# Extracted data start

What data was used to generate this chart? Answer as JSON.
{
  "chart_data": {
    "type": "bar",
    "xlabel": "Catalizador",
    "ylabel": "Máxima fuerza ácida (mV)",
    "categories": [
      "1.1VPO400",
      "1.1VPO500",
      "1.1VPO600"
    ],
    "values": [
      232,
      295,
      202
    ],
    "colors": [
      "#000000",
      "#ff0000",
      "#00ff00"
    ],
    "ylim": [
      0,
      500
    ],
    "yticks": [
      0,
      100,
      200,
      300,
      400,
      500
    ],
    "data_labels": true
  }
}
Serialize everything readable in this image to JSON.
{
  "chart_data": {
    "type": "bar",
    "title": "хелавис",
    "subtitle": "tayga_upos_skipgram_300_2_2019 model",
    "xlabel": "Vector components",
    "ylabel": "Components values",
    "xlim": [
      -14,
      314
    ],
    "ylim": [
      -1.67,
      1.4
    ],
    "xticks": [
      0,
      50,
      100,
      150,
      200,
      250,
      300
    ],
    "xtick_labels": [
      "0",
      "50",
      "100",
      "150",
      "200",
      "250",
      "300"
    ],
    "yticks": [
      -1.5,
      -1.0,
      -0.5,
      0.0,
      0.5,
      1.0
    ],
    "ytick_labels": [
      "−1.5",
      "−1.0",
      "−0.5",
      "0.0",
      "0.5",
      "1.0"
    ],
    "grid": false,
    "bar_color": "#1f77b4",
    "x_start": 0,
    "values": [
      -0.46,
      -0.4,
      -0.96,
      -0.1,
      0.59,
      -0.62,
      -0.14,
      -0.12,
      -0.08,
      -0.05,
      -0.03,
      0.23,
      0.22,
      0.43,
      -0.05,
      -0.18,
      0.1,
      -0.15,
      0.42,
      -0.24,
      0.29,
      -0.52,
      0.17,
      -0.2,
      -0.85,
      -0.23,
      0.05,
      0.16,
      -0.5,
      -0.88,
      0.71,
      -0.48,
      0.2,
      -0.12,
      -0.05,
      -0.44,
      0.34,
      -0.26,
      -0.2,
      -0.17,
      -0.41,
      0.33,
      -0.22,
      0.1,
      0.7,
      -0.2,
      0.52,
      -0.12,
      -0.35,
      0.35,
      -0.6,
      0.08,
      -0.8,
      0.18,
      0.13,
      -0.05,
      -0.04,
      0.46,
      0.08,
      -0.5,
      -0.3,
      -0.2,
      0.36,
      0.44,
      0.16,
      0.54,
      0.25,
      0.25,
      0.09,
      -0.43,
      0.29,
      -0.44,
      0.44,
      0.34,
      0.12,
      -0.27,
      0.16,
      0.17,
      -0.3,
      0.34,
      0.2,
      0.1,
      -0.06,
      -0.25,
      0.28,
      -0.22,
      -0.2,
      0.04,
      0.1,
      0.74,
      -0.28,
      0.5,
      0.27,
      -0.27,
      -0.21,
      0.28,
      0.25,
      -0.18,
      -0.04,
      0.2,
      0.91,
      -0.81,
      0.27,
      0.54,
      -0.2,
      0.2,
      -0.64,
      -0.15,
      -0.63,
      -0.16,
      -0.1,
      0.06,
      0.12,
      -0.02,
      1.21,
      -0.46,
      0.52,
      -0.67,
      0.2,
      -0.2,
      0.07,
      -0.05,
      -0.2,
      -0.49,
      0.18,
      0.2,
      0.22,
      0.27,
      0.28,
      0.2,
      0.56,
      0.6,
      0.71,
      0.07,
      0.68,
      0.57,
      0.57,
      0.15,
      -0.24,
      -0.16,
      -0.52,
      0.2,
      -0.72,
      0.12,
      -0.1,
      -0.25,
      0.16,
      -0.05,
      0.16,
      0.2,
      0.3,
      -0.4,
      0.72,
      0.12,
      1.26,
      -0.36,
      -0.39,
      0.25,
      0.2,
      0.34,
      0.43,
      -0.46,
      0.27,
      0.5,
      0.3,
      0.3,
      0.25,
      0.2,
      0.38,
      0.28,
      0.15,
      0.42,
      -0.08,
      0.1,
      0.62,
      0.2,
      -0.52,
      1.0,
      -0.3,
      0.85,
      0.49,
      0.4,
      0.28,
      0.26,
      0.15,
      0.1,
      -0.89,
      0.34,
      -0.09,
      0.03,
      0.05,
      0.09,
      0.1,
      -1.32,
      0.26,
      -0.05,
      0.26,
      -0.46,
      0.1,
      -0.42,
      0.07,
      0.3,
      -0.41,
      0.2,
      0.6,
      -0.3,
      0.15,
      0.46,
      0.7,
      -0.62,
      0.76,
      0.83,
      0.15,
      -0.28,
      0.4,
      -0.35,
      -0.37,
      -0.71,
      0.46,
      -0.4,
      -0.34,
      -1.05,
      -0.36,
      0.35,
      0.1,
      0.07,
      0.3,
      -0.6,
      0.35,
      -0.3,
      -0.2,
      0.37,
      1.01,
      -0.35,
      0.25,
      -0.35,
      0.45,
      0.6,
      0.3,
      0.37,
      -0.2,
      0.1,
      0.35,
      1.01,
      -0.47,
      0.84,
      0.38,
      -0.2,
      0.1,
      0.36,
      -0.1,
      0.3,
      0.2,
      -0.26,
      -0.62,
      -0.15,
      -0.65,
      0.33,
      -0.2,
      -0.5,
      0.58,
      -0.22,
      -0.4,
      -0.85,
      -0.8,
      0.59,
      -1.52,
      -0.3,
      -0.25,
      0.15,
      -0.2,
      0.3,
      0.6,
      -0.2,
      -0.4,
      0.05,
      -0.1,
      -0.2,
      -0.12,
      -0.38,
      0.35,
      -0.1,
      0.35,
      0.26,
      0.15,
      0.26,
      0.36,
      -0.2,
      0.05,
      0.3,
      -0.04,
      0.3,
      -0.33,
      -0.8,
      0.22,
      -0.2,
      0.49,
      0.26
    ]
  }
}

# Extracted data end

What is the number of lines in the records that contain "JSON"? Give that number only.

2